**EXTRACTED TEXT**.
◆ ◆ ◆ ◆ ◆ ◆ ◆

Broker bindings
The envelope is broker-agnostic — it is just the message body. A binding says how a given broker carries that body natively, so a consumer can route by URN and continue a trace without decoding the body, and so a message one SDK produces is consumed byte-for-byte by another over the same broker.
Two rules hold for every binding:
- The body is always the canonical envelope — compact UTF-8 JSON, byte-identical across SDKs. Native metadata is a redundant, routable projection of the body, never a replacement for it.
- The envelope is frozen at
schema_version: 1. A new broker is purely additive — it never changes the wire format.
Redis
Reliable-queue pattern: RPUSH to produce, a blocking move to a :processing list to
reserve, then remove on ack. Redis lists carry no per-message metadata, so routing and
tracing read the envelope body directly (job/urn, trace_id). At-least-once via the
processing list.
RabbitMQ (AMQP 0-9-1)
The body is the envelope; the contract is also projected onto AMQP properties and headers so a consumer can route on the broker’s metadata:
| AMQP field | Carries |
|---|---|
type | the URN (job) |
correlation_id | trace_id |
message_id | meta.id |
header x-attempts | attempts |
header x-schema-version | meta.schema_version |
header x-source-lang | meta.lang |
Messages are application/json, persistent delivery, on durable queues; consumed with
basic.get + manual ack (at-least-once).
Amazon SQS
The canonical envelope is the MessageBody. On produce, the transport projects the
envelope onto native MessageAttributes — a routable view of the body. Ids and
strings are DataType String; counters are DataType Number:
| MessageAttribute | DataType | Value |
|---|---|---|
bq-job | String | the URN (job) |
bq-trace-id | String | trace_id |
bq-message-id | String | meta.id |
bq-schema-version | Number | meta.schema_version (1) |
bq-source-lang | String | meta.lang |
bq-created-at | Number | meta.created_at as epoch milliseconds |
Consuming uses SQS’s native delivery semantics:
- A receive reserves the message for the visibility timeout; a successfully handled
message is removed with
DeleteMessage. A failing handler simply does not delete it — SQS redelivers after the visibility timeout (at-least-once). attemptsis reconciled tomax(body.attempts, ApproximateReceiveCount − 1). The first delivery reads0; a runtime-incremented count is never lowered; an absent or non-numericApproximateReceiveCountis ignored. A drop-in driver that instead surfaces the broker’s native count (e.g. Laravel’sSqsJob::attempts()) documents that divergence.
FIFO queues (.fifo) set MessageGroupId (the configured group, else the queue
name) and MessageDeduplicationId = meta.id — unless the queue uses content-based
deduplication. Delayed delivery uses DelaySeconds, capped at SQS’s 900-second maximum.

◆ ◆ ◆ ◆ ◆ ◆ ◆

**EXTRACTED MATERIAL**.
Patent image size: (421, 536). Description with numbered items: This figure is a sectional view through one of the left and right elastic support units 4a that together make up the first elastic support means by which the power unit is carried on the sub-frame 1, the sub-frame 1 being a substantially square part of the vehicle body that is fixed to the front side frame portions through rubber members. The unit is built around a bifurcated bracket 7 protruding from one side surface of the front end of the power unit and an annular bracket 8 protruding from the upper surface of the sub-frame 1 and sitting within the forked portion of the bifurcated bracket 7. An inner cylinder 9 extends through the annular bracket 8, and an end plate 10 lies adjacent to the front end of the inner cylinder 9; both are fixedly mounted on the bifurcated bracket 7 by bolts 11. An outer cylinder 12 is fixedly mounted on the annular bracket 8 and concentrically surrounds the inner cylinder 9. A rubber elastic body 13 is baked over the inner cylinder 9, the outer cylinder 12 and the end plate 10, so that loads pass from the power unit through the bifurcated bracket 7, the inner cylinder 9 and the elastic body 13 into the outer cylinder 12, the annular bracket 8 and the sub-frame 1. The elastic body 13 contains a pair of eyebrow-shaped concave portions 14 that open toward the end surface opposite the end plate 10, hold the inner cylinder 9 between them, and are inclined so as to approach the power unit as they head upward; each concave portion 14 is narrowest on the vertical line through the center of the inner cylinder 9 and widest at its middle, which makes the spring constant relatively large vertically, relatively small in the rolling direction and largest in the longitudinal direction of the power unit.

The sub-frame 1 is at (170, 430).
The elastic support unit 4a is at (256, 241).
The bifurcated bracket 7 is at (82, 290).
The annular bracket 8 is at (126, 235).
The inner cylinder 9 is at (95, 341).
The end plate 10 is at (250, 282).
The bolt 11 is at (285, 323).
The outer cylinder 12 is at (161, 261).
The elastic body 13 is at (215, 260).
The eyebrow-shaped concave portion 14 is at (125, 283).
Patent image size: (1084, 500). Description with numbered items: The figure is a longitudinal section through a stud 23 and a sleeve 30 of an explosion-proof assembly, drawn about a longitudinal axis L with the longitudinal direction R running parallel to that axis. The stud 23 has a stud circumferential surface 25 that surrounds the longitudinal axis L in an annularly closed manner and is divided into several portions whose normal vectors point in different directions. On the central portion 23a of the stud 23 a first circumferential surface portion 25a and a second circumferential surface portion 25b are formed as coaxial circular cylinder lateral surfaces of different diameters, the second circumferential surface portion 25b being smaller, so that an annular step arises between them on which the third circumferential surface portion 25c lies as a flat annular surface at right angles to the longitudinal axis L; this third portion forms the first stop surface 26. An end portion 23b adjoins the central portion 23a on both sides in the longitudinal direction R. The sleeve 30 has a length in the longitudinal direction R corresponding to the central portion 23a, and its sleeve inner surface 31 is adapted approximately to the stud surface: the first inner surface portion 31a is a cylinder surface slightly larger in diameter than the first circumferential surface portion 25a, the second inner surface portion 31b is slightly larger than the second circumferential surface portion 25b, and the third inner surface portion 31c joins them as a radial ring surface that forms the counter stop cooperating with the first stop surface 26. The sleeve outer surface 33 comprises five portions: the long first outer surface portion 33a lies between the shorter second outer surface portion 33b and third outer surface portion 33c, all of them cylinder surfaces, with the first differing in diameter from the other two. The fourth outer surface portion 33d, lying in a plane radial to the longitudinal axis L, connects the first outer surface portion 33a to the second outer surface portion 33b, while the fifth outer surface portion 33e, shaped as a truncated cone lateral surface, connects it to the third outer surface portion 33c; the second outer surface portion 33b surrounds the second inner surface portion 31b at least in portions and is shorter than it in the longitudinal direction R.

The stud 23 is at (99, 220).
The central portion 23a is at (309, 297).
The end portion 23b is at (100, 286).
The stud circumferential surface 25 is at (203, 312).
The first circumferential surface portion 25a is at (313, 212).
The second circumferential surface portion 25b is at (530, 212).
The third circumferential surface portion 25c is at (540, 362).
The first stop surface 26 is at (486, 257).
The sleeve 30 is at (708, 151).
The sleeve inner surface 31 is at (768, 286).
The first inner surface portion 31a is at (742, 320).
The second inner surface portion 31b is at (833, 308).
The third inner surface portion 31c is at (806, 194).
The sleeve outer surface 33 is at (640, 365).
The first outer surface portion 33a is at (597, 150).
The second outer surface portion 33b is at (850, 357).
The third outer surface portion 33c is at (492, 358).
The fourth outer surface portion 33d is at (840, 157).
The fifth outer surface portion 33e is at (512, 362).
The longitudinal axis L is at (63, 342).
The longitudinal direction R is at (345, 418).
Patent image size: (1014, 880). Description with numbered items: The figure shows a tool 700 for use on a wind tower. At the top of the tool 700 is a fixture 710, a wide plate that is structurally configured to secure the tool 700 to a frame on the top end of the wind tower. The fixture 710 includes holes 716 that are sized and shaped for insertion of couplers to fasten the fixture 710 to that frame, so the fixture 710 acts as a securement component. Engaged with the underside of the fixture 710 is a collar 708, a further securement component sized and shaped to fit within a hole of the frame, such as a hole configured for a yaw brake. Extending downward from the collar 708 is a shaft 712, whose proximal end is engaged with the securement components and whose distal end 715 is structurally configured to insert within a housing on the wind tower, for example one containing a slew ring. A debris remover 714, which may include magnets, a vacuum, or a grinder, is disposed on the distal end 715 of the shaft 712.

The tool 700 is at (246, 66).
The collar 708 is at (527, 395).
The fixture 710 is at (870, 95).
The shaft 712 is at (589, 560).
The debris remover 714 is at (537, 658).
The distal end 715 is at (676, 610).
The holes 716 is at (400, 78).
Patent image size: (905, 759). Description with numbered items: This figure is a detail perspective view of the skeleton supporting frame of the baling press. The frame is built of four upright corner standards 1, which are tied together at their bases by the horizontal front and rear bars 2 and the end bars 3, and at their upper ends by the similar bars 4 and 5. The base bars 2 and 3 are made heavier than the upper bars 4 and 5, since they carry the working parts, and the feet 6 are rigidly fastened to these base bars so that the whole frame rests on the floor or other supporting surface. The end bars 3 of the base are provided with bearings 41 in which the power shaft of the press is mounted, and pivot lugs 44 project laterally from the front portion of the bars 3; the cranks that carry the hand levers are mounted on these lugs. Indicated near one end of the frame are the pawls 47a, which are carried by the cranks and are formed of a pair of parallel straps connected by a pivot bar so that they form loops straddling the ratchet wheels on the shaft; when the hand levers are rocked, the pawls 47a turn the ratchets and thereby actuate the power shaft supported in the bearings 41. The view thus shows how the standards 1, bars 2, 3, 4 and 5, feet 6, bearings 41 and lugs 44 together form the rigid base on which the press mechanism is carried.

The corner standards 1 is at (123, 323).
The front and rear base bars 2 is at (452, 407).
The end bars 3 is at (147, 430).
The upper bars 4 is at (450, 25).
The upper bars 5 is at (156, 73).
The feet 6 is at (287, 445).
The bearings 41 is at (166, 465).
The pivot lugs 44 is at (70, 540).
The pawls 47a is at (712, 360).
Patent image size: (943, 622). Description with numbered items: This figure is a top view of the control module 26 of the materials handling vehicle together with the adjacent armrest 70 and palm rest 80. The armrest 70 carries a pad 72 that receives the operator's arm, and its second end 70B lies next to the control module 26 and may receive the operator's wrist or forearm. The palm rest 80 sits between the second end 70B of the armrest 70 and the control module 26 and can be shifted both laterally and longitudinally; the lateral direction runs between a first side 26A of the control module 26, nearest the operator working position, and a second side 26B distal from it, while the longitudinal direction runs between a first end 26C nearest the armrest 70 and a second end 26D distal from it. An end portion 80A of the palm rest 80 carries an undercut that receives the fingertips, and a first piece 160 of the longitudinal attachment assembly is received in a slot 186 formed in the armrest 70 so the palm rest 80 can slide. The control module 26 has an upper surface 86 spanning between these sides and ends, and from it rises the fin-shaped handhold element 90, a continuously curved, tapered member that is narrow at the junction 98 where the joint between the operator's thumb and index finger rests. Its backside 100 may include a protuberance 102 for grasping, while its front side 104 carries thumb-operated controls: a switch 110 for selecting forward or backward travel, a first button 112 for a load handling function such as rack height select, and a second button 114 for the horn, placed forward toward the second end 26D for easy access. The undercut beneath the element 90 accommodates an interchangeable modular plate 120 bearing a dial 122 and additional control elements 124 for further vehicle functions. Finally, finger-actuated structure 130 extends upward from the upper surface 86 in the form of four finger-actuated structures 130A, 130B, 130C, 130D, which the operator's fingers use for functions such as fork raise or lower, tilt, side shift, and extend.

◆ ◆ ◆ ◆ ◆ ◆ ◆

**EXERCISE OBJECTIVE**.
Go on with the broker bindings text from its last sentence. The rows were taken from a different source than the text.

**REPLY TO THE EXERCISE**.
This binding is implemented identically across every SDK that ships an SQS transport
(Go, Python, Node, Java, PHP, .NET) and is locked by the
conformance suite, so the projected
attributes and the reconciled attempts are guaranteed to match.
Azure Service Bus
The canonical envelope is the Body. Azure Service Bus has first-class native slots
for almost every envelope concept, so the binding maps onto native message fields and
needs only two custom application properties:
| Field | Value |
|---|---|
Subject (a.k.a. Label) | the URN (job) — route on Subject without reading the body |
CorrelationId | trace_id |
MessageId | meta.id (enables ASB duplicate detection) |
ContentType | application/json |
DeliveryCount | broker-maintained, 1-based — the native attempts source |
ApplicationProperties["bq-schema-version"] | meta.schema_version (1) |
ApplicationProperties["bq-source-lang"] | meta.lang |
ApplicationProperties["bq-created-at"] | meta.created_at (epoch ms, convenience mirror) |
Application properties are native AMQP-typed values (numbers stay numbers), not the
DataType-wrapped strings SQS uses.
Consuming uses ASB’s PeekLock model:
- A receive reserves the message for the lock duration; a handled message is removed
with
Complete. A failing handlerAbandons it — the broker redelivers and incrementsDeliveryCount(at-least-once). AtMaxDeliveryCountASB auto-moves it to the native$DeadLetterQueuesub-queue. attemptsis reconciled tomax(body.attempts, DeliveryCount − 1):DeliveryCount(1-based) is the native floor (first delivery reads0), and a runtime-incremented body count is never lowered. The rule is identical for the native-consumer SDKs (.NET, Java, Node) and the runtime-transport SDKs (Python, Go).
Delayed delivery is native — set ScheduledEnqueueTime to now + delay. Auth is a
connection string or Azure AD (DefaultAzureCredential); transport is AMQP 1.0 over TLS
(or WebSockets). An optional SessionId (FIFO) is opt-in and not a contract field.
This binding is implemented identically across every SDK that ships an ASB transport (.NET, Java, Python, Node, Go) and is locked by the conformance suite. PHP is deferred (no modern official client).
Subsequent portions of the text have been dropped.